- Task objective
Gather every line below where "Magnitude" appears.

____

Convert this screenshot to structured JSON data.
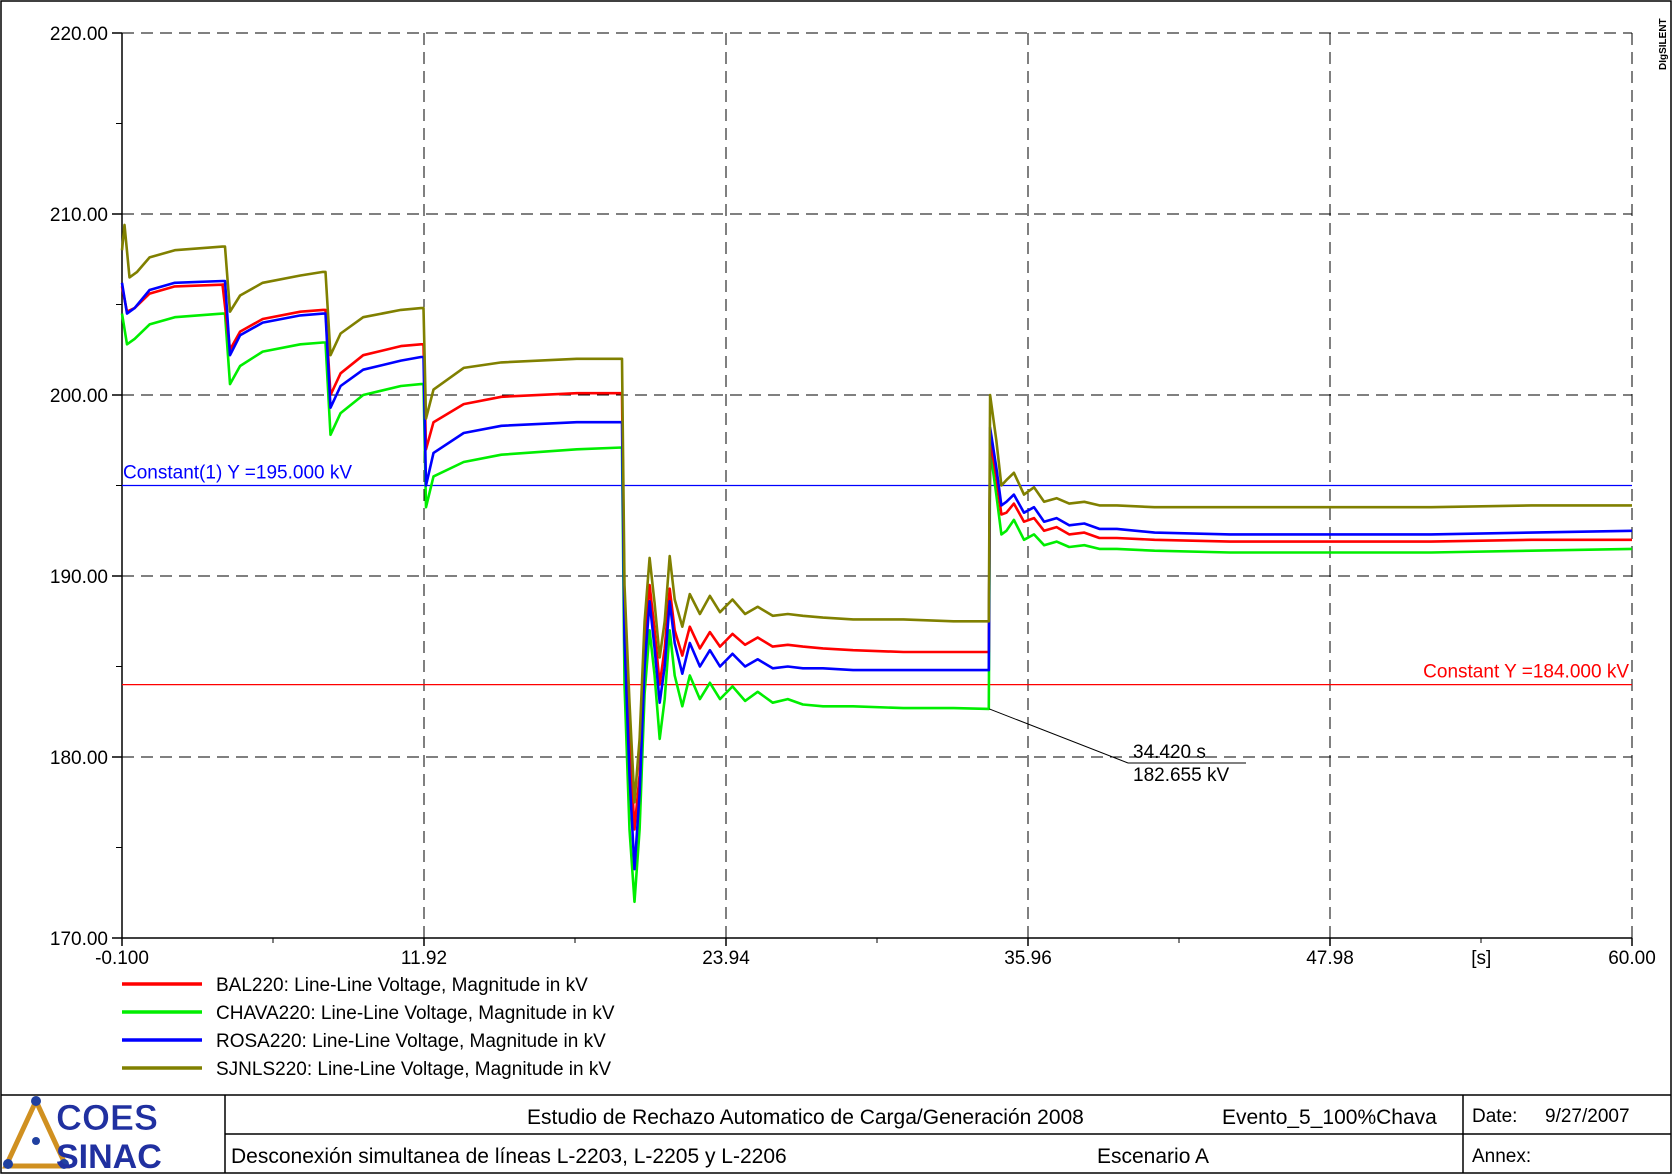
{
  "watermark": "DIgSILENT",
  "chart_data": {
    "type": "line",
    "xlim": [
      -0.1,
      60.0
    ],
    "ylim": [
      170.0,
      220.0
    ],
    "x_ticks": [
      "-0.100",
      "11.92",
      "23.94",
      "35.96",
      "47.98",
      "60.00"
    ],
    "x_unit": "[s]",
    "y_ticks": [
      "170.00",
      "180.00",
      "190.00",
      "200.00",
      "210.00",
      "220.00"
    ],
    "grid": true,
    "legend_position": "bottom-left",
    "series": [
      {
        "name": "BAL220: Line-Line Voltage, Magnitude in kV",
        "color": "#ff0000",
        "x": [
          -0.1,
          0.1,
          0.4,
          1.0,
          2.0,
          4.0,
          3.9,
          4.2,
          4.6,
          5.5,
          7.0,
          7.9,
          8.0,
          8.2,
          8.6,
          9.5,
          11.0,
          11.8,
          11.9,
          12.0,
          12.3,
          13.5,
          15.0,
          18.0,
          19.8,
          19.9,
          20.1,
          20.3,
          20.5,
          20.7,
          20.9,
          21.1,
          21.3,
          21.5,
          21.7,
          21.9,
          22.2,
          22.5,
          22.9,
          23.3,
          23.7,
          24.2,
          24.7,
          25.2,
          25.8,
          26.4,
          27.0,
          27.8,
          29.0,
          31.0,
          33.0,
          34.4,
          34.45,
          34.7,
          34.9,
          35.1,
          35.4,
          35.8,
          36.2,
          36.6,
          37.1,
          37.6,
          38.2,
          38.8,
          39.5,
          41.0,
          44.0,
          48.0,
          52.0,
          56.0,
          60.0
        ],
        "y": [
          206.0,
          204.6,
          204.8,
          205.6,
          206.0,
          206.1,
          206.1,
          202.5,
          203.5,
          204.2,
          204.6,
          204.7,
          204.7,
          200.0,
          201.2,
          202.2,
          202.7,
          202.8,
          202.8,
          197.0,
          198.5,
          199.5,
          199.9,
          200.1,
          200.1,
          188.0,
          181.0,
          176.0,
          179.0,
          186.0,
          189.5,
          187.0,
          184.0,
          186.0,
          189.3,
          187.0,
          185.6,
          187.2,
          186.0,
          186.9,
          186.1,
          186.8,
          186.2,
          186.6,
          186.1,
          186.2,
          186.1,
          186.0,
          185.9,
          185.8,
          185.8,
          185.8,
          197.5,
          195.5,
          193.4,
          193.5,
          194.0,
          193.0,
          193.2,
          192.5,
          192.7,
          192.3,
          192.4,
          192.1,
          192.1,
          192.0,
          191.9,
          191.9,
          191.9,
          192.0,
          192.0
        ]
      },
      {
        "name": "CHAVA220: Line-Line Voltage, Magnitude in kV",
        "color": "#00ee00",
        "x": [
          -0.1,
          0.1,
          0.4,
          1.0,
          2.0,
          3.9,
          4.0,
          4.2,
          4.6,
          5.5,
          7.0,
          7.9,
          8.0,
          8.2,
          8.6,
          9.5,
          11.0,
          11.8,
          11.9,
          12.0,
          12.3,
          13.5,
          15.0,
          18.0,
          19.8,
          19.9,
          20.1,
          20.3,
          20.5,
          20.7,
          20.9,
          21.1,
          21.3,
          21.5,
          21.7,
          21.9,
          22.2,
          22.5,
          22.9,
          23.3,
          23.7,
          24.2,
          24.7,
          25.2,
          25.8,
          26.4,
          27.0,
          27.8,
          29.0,
          31.0,
          33.0,
          34.4,
          34.45,
          34.7,
          34.9,
          35.1,
          35.4,
          35.8,
          36.2,
          36.6,
          37.1,
          37.6,
          38.2,
          38.8,
          39.5,
          41.0,
          44.0,
          48.0,
          52.0,
          56.0,
          60.0
        ],
        "y": [
          204.5,
          202.8,
          203.1,
          203.9,
          204.3,
          204.5,
          204.5,
          200.6,
          201.6,
          202.4,
          202.8,
          202.9,
          202.9,
          197.8,
          199.0,
          200.0,
          200.5,
          200.6,
          200.6,
          193.8,
          195.5,
          196.3,
          196.7,
          197.0,
          197.1,
          184.0,
          176.0,
          172.0,
          176.0,
          183.5,
          187.0,
          184.5,
          181.0,
          183.2,
          187.0,
          184.5,
          182.8,
          184.5,
          183.2,
          184.1,
          183.2,
          183.9,
          183.1,
          183.6,
          183.0,
          183.2,
          182.9,
          182.8,
          182.8,
          182.7,
          182.7,
          182.655,
          197.0,
          194.5,
          192.3,
          192.5,
          193.1,
          192.0,
          192.3,
          191.7,
          191.9,
          191.6,
          191.7,
          191.5,
          191.5,
          191.4,
          191.3,
          191.3,
          191.3,
          191.4,
          191.5
        ]
      },
      {
        "name": "ROSA220: Line-Line Voltage, Magnitude in kV",
        "color": "#0000ff",
        "x": [
          -0.1,
          0.1,
          0.4,
          1.0,
          2.0,
          3.9,
          4.0,
          4.2,
          4.6,
          5.5,
          7.0,
          7.9,
          8.0,
          8.2,
          8.6,
          9.5,
          11.0,
          11.8,
          11.9,
          12.0,
          12.3,
          13.5,
          15.0,
          18.0,
          19.8,
          19.9,
          20.1,
          20.3,
          20.5,
          20.7,
          20.9,
          21.1,
          21.3,
          21.5,
          21.7,
          21.9,
          22.2,
          22.5,
          22.9,
          23.3,
          23.7,
          24.2,
          24.7,
          25.2,
          25.8,
          26.4,
          27.0,
          27.8,
          29.0,
          31.0,
          33.0,
          34.4,
          34.45,
          34.7,
          34.9,
          35.1,
          35.4,
          35.8,
          36.2,
          36.6,
          37.1,
          37.6,
          38.2,
          38.8,
          39.5,
          41.0,
          44.0,
          48.0,
          52.0,
          56.0,
          60.0
        ],
        "y": [
          206.2,
          204.5,
          204.8,
          205.8,
          206.2,
          206.3,
          206.3,
          202.2,
          203.3,
          204.0,
          204.4,
          204.5,
          204.5,
          199.3,
          200.5,
          201.4,
          201.9,
          202.1,
          202.1,
          195.0,
          196.8,
          197.9,
          198.3,
          198.5,
          198.5,
          186.5,
          179.0,
          173.8,
          178.0,
          185.0,
          188.6,
          186.0,
          183.0,
          185.0,
          188.6,
          186.3,
          184.6,
          186.3,
          185.0,
          185.9,
          185.0,
          185.7,
          185.0,
          185.4,
          184.9,
          185.0,
          184.9,
          184.9,
          184.8,
          184.8,
          184.8,
          184.8,
          198.2,
          196.0,
          193.9,
          194.1,
          194.5,
          193.5,
          193.8,
          193.0,
          193.2,
          192.8,
          192.9,
          192.6,
          192.6,
          192.4,
          192.3,
          192.3,
          192.3,
          192.4,
          192.5
        ]
      },
      {
        "name": "SJNLS220: Line-Line Voltage, Magnitude in kV",
        "color": "#808000",
        "x": [
          -0.1,
          0.0,
          0.2,
          0.5,
          1.0,
          2.0,
          3.9,
          4.0,
          4.2,
          4.6,
          5.5,
          7.0,
          7.9,
          8.0,
          8.2,
          8.6,
          9.5,
          11.0,
          11.8,
          11.9,
          12.0,
          12.3,
          13.5,
          15.0,
          18.0,
          19.8,
          19.9,
          20.1,
          20.3,
          20.5,
          20.7,
          20.9,
          21.1,
          21.3,
          21.5,
          21.7,
          21.9,
          22.2,
          22.5,
          22.9,
          23.3,
          23.7,
          24.2,
          24.7,
          25.2,
          25.8,
          26.4,
          27.0,
          27.8,
          29.0,
          31.0,
          33.0,
          34.4,
          34.45,
          34.7,
          34.9,
          35.1,
          35.4,
          35.8,
          36.2,
          36.6,
          37.1,
          37.6,
          38.2,
          38.8,
          39.5,
          41.0,
          44.0,
          48.0,
          52.0,
          56.0,
          60.0
        ],
        "y": [
          208.0,
          209.4,
          206.5,
          206.8,
          207.6,
          208.0,
          208.2,
          208.2,
          204.6,
          205.5,
          206.2,
          206.6,
          206.8,
          206.8,
          202.2,
          203.4,
          204.3,
          204.7,
          204.8,
          204.8,
          198.7,
          200.3,
          201.5,
          201.8,
          202.0,
          202.0,
          189.5,
          183.0,
          177.5,
          181.0,
          187.5,
          191.0,
          188.5,
          185.5,
          187.5,
          191.1,
          188.7,
          187.2,
          189.0,
          187.9,
          188.9,
          188.0,
          188.7,
          187.9,
          188.3,
          187.8,
          187.9,
          187.8,
          187.7,
          187.6,
          187.6,
          187.5,
          187.5,
          200.0,
          197.5,
          195.0,
          195.3,
          195.7,
          194.5,
          194.9,
          194.1,
          194.3,
          194.0,
          194.1,
          193.9,
          193.9,
          193.8,
          193.8,
          193.8,
          193.8,
          193.9,
          193.9
        ]
      }
    ],
    "constants": [
      {
        "label": "Constant(1) Y =195.000 kV",
        "y": 195.0,
        "color": "#0000ff"
      },
      {
        "label": "Constant Y =184.000 kV",
        "y": 184.0,
        "color": "#ff0000"
      }
    ],
    "annotation": {
      "x": 34.42,
      "y": 182.655,
      "line1": "34.420 s",
      "line2": "182.655 kV"
    }
  },
  "footer": {
    "logo_top": "COES",
    "logo_bottom": "SINAC",
    "study_title": "Estudio de Rechazo Automatico de Carga/Generación 2008",
    "event": "Evento_5_100%Chava",
    "description": "Desconexión simultanea de líneas L-2203, L-2205 y L-2206",
    "scenario": "Escenario A",
    "date_label": "Date:",
    "date_value": "9/27/2007",
    "annex_label": "Annex:"
  }
}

____

- Expected answer
        "name": "BAL220: Line-Line Voltage, Magnitude in kV",
        "name": "CHAVA220: Line-Line Voltage, Magnitude in kV",
        "name": "ROSA220: Line-Line Voltage, Magnitude in kV",
        "name": "SJNLS220: Line-Line Voltage, Magnitude in kV",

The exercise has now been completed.